> PROVIDED DATA
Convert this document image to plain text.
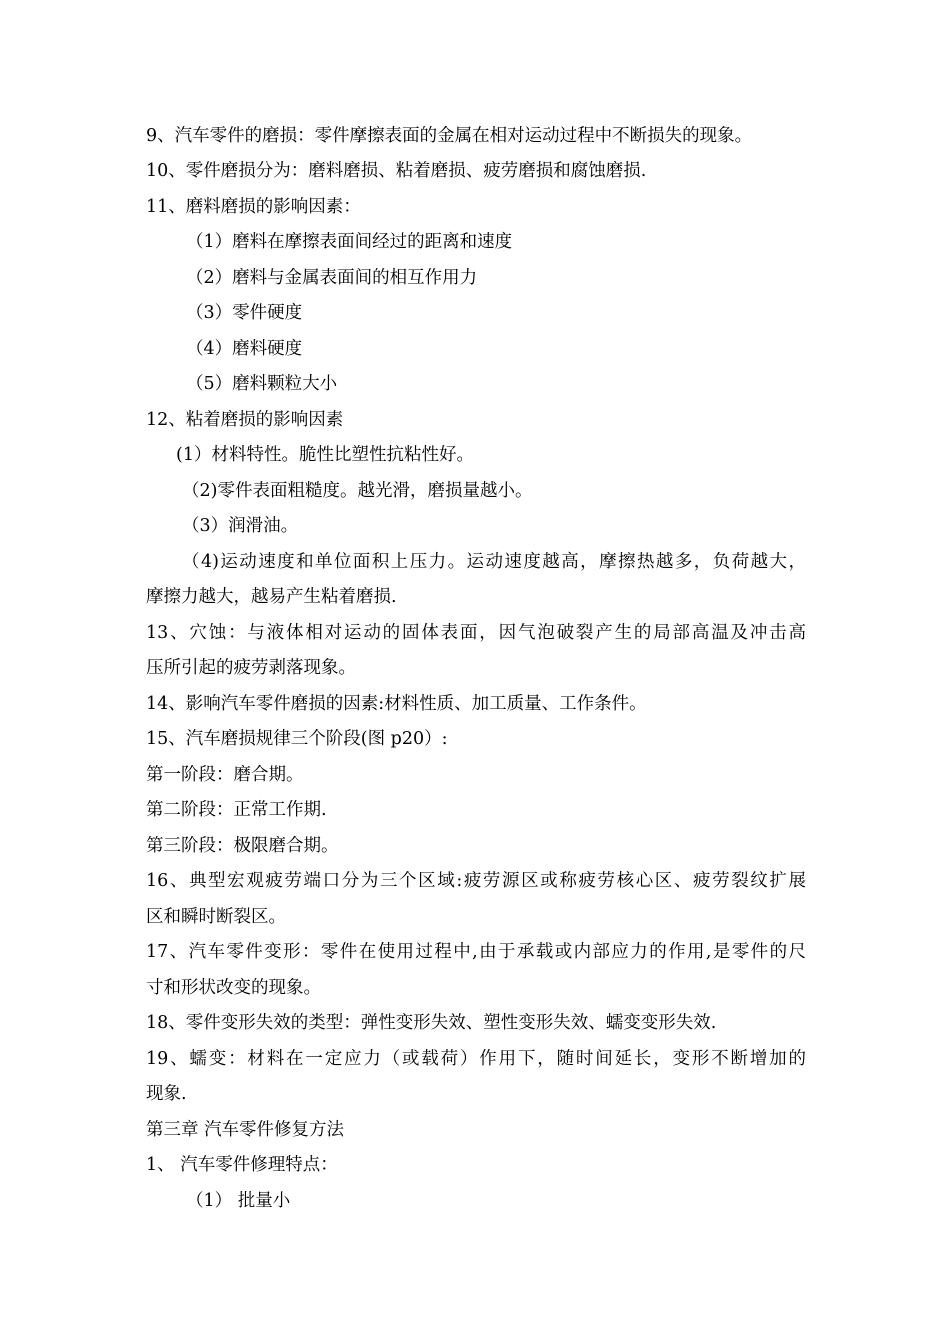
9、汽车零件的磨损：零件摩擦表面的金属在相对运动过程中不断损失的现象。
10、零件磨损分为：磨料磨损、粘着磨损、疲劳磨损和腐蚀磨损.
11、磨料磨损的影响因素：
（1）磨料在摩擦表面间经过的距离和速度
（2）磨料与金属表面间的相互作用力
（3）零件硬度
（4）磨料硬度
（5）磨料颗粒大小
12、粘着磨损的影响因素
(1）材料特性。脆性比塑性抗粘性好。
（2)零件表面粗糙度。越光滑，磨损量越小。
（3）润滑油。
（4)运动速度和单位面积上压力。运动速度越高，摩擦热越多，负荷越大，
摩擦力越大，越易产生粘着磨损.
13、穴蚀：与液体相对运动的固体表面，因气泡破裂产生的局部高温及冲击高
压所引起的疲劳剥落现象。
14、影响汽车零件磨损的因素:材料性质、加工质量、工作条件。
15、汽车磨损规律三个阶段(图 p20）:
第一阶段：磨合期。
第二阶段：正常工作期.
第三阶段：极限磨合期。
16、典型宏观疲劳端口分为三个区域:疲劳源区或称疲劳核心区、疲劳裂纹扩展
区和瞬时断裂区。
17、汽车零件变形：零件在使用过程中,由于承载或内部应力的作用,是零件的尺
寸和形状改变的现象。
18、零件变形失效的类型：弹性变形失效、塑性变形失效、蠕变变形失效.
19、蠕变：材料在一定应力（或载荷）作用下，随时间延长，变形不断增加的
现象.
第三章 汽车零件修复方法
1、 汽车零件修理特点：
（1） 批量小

> THE PROBLEM
Quote every record above exactly, leaving out the pictures.

> THE SOLUTION
Convert this document image to plain text.
9、汽车零件的磨损：零件摩擦表面的金属在相对运动过程中不断损失的现象。
10、零件磨损分为：磨料磨损、粘着磨损、疲劳磨损和腐蚀磨损.
11、磨料磨损的影响因素：
（1）磨料在摩擦表面间经过的距离和速度
（2）磨料与金属表面间的相互作用力
（3）零件硬度
（4）磨料硬度
（5）磨料颗粒大小
12、粘着磨损的影响因素
(1）材料特性。脆性比塑性抗粘性好。
（2)零件表面粗糙度。越光滑，磨损量越小。
（3）润滑油。
（4)运动速度和单位面积上压力。运动速度越高，摩擦热越多，负荷越大，
摩擦力越大，越易产生粘着磨损.
13、穴蚀：与液体相对运动的固体表面，因气泡破裂产生的局部高温及冲击高
压所引起的疲劳剥落现象。
14、影响汽车零件磨损的因素:材料性质、加工质量、工作条件。
15、汽车磨损规律三个阶段(图 p20）:
第一阶段：磨合期。
第二阶段：正常工作期.
第三阶段：极限磨合期。
16、典型宏观疲劳端口分为三个区域:疲劳源区或称疲劳核心区、疲劳裂纹扩展
区和瞬时断裂区。
17、汽车零件变形：零件在使用过程中,由于承载或内部应力的作用,是零件的尺
寸和形状改变的现象。
18、零件变形失效的类型：弹性变形失效、塑性变形失效、蠕变变形失效.
19、蠕变：材料在一定应力（或载荷）作用下，随时间延长，变形不断增加的
现象.
第三章 汽车零件修复方法
1、 汽车零件修理特点：
（1） 批量小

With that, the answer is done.